[Work to do]
Can you update these rows so that every "sector-line" becomes "divider-line", with nothing else changed?

####

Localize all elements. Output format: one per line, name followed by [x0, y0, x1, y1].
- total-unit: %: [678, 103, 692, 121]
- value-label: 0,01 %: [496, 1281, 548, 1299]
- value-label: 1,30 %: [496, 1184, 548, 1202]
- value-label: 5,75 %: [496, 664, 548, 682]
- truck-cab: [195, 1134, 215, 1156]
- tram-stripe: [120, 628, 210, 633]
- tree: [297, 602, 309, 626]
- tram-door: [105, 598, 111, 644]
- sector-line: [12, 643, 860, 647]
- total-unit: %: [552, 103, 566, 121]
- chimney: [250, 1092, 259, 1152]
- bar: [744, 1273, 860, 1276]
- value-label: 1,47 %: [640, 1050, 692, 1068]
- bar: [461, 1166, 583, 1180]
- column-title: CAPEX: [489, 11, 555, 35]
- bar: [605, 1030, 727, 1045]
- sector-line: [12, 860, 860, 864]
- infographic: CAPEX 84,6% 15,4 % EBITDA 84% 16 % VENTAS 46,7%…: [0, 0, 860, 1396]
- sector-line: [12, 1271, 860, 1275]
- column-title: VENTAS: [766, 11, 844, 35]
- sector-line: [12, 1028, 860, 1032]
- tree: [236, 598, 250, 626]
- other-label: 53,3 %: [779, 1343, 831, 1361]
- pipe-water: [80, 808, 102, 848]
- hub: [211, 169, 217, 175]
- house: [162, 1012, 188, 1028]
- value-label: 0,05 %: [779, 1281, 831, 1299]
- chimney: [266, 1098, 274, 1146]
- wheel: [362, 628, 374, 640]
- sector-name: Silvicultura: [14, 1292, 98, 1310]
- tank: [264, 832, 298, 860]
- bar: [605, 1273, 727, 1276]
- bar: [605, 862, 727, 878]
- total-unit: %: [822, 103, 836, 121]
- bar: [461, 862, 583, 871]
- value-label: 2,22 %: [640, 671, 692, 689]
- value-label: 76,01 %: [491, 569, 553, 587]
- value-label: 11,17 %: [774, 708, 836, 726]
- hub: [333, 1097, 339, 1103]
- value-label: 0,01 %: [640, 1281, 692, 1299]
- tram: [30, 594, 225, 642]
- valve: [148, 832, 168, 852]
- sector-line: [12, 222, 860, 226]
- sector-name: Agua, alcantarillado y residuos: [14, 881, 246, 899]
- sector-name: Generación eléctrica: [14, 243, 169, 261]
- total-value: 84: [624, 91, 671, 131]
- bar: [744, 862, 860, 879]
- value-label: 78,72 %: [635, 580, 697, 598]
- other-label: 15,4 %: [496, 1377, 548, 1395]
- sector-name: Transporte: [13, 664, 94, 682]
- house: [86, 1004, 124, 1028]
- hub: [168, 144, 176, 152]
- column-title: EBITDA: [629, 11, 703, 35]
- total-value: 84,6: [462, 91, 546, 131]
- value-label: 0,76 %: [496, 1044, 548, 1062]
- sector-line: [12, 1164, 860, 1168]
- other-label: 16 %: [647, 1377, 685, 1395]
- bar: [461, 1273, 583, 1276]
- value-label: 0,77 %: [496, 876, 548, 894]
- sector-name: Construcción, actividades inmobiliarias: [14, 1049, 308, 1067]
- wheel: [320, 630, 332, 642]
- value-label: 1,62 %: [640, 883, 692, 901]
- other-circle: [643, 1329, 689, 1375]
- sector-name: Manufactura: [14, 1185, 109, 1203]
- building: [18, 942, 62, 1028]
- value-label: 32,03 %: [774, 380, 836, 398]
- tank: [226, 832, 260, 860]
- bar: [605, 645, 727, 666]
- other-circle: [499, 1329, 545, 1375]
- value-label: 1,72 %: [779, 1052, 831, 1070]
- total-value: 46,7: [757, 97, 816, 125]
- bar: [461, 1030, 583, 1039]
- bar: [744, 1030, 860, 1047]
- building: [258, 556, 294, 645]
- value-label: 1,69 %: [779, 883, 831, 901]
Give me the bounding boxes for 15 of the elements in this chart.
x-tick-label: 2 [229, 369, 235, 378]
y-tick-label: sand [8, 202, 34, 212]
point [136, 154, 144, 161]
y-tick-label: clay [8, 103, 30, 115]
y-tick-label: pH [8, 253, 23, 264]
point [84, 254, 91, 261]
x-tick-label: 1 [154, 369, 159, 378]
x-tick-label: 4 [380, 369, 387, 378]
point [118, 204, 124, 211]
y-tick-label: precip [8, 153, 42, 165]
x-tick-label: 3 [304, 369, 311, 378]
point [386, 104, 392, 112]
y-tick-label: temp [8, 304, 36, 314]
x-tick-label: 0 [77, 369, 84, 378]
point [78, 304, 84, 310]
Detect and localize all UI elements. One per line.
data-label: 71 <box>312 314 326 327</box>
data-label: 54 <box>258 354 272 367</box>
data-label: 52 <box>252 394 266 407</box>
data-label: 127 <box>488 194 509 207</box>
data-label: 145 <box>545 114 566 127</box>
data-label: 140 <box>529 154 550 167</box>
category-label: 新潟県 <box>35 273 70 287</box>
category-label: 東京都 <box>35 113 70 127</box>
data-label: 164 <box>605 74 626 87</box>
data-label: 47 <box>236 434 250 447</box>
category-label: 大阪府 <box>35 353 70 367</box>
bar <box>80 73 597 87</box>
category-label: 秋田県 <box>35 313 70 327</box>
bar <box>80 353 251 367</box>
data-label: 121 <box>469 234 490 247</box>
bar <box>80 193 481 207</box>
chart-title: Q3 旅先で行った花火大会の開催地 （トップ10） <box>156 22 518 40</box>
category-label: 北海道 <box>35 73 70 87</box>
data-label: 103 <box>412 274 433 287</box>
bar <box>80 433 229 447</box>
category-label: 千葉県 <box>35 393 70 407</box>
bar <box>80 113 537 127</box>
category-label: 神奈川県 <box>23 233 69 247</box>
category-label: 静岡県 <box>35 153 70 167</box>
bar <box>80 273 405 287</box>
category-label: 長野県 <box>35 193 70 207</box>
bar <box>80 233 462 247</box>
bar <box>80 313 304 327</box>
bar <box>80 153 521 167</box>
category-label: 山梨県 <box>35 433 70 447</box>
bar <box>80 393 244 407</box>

####

[Exercise output]
Localize all elements. Output format: one per line, name followed by [x0, y0, x1, y1].
- total-unit: %: [678, 103, 692, 121]
- value-label: 0,01 %: [496, 1281, 548, 1299]
- value-label: 1,30 %: [496, 1184, 548, 1202]
- value-label: 5,75 %: [496, 664, 548, 682]
- truck-cab: [195, 1134, 215, 1156]
- tram-stripe: [120, 628, 210, 633]
- tree: [297, 602, 309, 626]
- tram-door: [105, 598, 111, 644]
- divider-line: [12, 643, 860, 647]
- total-unit: %: [552, 103, 566, 121]
- chimney: [250, 1092, 259, 1152]
- bar: [744, 1273, 860, 1276]
- value-label: 1,47 %: [640, 1050, 692, 1068]
- bar: [461, 1166, 583, 1180]
- column-title: CAPEX: [489, 11, 555, 35]
- bar: [605, 1030, 727, 1045]
- divider-line: [12, 860, 860, 864]
- infographic: CAPEX 84,6% 15,4 % EBITDA 84% 16 % VENTAS 46,7%…: [0, 0, 860, 1396]
- divider-line: [12, 1271, 860, 1275]
- column-title: VENTAS: [766, 11, 844, 35]
- divider-line: [12, 1028, 860, 1032]
- tree: [236, 598, 250, 626]
- other-label: 53,3 %: [779, 1343, 831, 1361]
- pipe-water: [80, 808, 102, 848]
- hub: [211, 169, 217, 175]
- house: [162, 1012, 188, 1028]
- value-label: 0,05 %: [779, 1281, 831, 1299]
- chimney: [266, 1098, 274, 1146]
- wheel: [362, 628, 374, 640]
- sector-name: Silvicultura: [14, 1292, 98, 1310]
- tank: [264, 832, 298, 860]
- bar: [605, 1273, 727, 1276]
- bar: [605, 862, 727, 878]
- total-unit: %: [822, 103, 836, 121]
- bar: [461, 862, 583, 871]
- value-label: 2,22 %: [640, 671, 692, 689]
- value-label: 76,01 %: [491, 569, 553, 587]
- value-label: 11,17 %: [774, 708, 836, 726]
- hub: [333, 1097, 339, 1103]
- value-label: 0,01 %: [640, 1281, 692, 1299]
- tram: [30, 594, 225, 642]
- valve: [148, 832, 168, 852]
- divider-line: [12, 222, 860, 226]
- sector-name: Agua, alcantarillado y residuos: [14, 881, 246, 899]
- sector-name: Generación eléctrica: [14, 243, 169, 261]
- total-value: 84: [624, 91, 671, 131]
- bar: [744, 862, 860, 879]
- value-label: 78,72 %: [635, 580, 697, 598]
- other-label: 15,4 %: [496, 1377, 548, 1395]
- sector-name: Transporte: [13, 664, 94, 682]
- house: [86, 1004, 124, 1028]
- hub: [168, 144, 176, 152]
- column-title: EBITDA: [629, 11, 703, 35]
- total-value: 84,6: [462, 91, 546, 131]
- value-label: 0,76 %: [496, 1044, 548, 1062]
- divider-line: [12, 1164, 860, 1168]
- other-label: 16 %: [647, 1377, 685, 1395]
- bar: [461, 1273, 583, 1276]
- value-label: 0,77 %: [496, 876, 548, 894]
- sector-name: Construcción, actividades inmobiliarias: [14, 1049, 308, 1067]
- wheel: [320, 630, 332, 642]
- value-label: 1,62 %: [640, 883, 692, 901]
- other-circle: [643, 1329, 689, 1375]
- sector-name: Manufactura: [14, 1185, 109, 1203]
- building: [18, 942, 62, 1028]
- value-label: 32,03 %: [774, 380, 836, 398]
- tank: [226, 832, 260, 860]
- bar: [605, 645, 727, 666]
- other-circle: [499, 1329, 545, 1375]
- value-label: 1,72 %: [779, 1052, 831, 1070]
- total-value: 46,7: [757, 97, 816, 125]
- bar: [461, 1030, 583, 1039]
- bar: [744, 1030, 860, 1047]
- building: [258, 556, 294, 645]
- value-label: 1,69 %: [779, 883, 831, 901]
Give me the bounding boxes for 15 of the elements in this chart.
x-tick-label: 2 [229, 369, 235, 378]
y-tick-label: sand [8, 202, 34, 212]
point [136, 154, 144, 161]
y-tick-label: clay [8, 103, 30, 115]
y-tick-label: pH [8, 253, 23, 264]
point [84, 254, 91, 261]
x-tick-label: 1 [154, 369, 159, 378]
x-tick-label: 4 [380, 369, 387, 378]
point [118, 204, 124, 211]
y-tick-label: precip [8, 153, 42, 165]
x-tick-label: 3 [304, 369, 311, 378]
point [386, 104, 392, 112]
y-tick-label: temp [8, 304, 36, 314]
x-tick-label: 0 [77, 369, 84, 378]
point [78, 304, 84, 310]
Detect and localize all UI elements. One per line.
data-label: 71 <box>312 314 326 327</box>
data-label: 54 <box>258 354 272 367</box>
data-label: 52 <box>252 394 266 407</box>
data-label: 127 <box>488 194 509 207</box>
data-label: 145 <box>545 114 566 127</box>
data-label: 140 <box>529 154 550 167</box>
category-label: 新潟県 <box>35 273 70 287</box>
category-label: 東京都 <box>35 113 70 127</box>
data-label: 164 <box>605 74 626 87</box>
data-label: 47 <box>236 434 250 447</box>
category-label: 大阪府 <box>35 353 70 367</box>
bar <box>80 73 597 87</box>
category-label: 秋田県 <box>35 313 70 327</box>
bar <box>80 353 251 367</box>
data-label: 121 <box>469 234 490 247</box>
bar <box>80 193 481 207</box>
chart-title: Q3 旅先で行った花火大会の開催地 （トップ10） <box>156 22 518 40</box>
category-label: 北海道 <box>35 73 70 87</box>
data-label: 103 <box>412 274 433 287</box>
bar <box>80 433 229 447</box>
category-label: 千葉県 <box>35 393 70 407</box>
bar <box>80 113 537 127</box>
category-label: 神奈川県 <box>23 233 69 247</box>
category-label: 静岡県 <box>35 153 70 167</box>
bar <box>80 273 405 287</box>
category-label: 長野県 <box>35 193 70 207</box>
bar <box>80 233 462 247</box>
bar <box>80 313 304 327</box>
bar <box>80 153 521 167</box>
category-label: 山梨県 <box>35 433 70 447</box>
bar <box>80 393 244 407</box>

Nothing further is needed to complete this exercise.